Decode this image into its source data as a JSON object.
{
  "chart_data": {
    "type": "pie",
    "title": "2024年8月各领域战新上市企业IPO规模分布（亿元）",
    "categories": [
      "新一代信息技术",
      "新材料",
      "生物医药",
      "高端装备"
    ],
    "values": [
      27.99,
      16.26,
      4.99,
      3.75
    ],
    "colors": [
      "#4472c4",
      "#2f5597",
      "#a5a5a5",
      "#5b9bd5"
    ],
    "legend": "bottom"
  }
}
━━━━━━
* PROBLEM TO SOLVE:
Repeat the lines above exactly.

* FINISHED ANSWER:
Decode this image into its source data as a JSON object.
{
  "chart_data": {
    "type": "pie",
    "title": "2024年8月各领域战新上市企业IPO规模分布（亿元）",
    "categories": [
      "新一代信息技术",
      "新材料",
      "生物医药",
      "高端装备"
    ],
    "values": [
      27.99,
      16.26,
      4.99,
      3.75
    ],
    "colors": [
      "#4472c4",
      "#2f5597",
      "#a5a5a5",
      "#5b9bd5"
    ],
    "legend": "bottom"
  }
}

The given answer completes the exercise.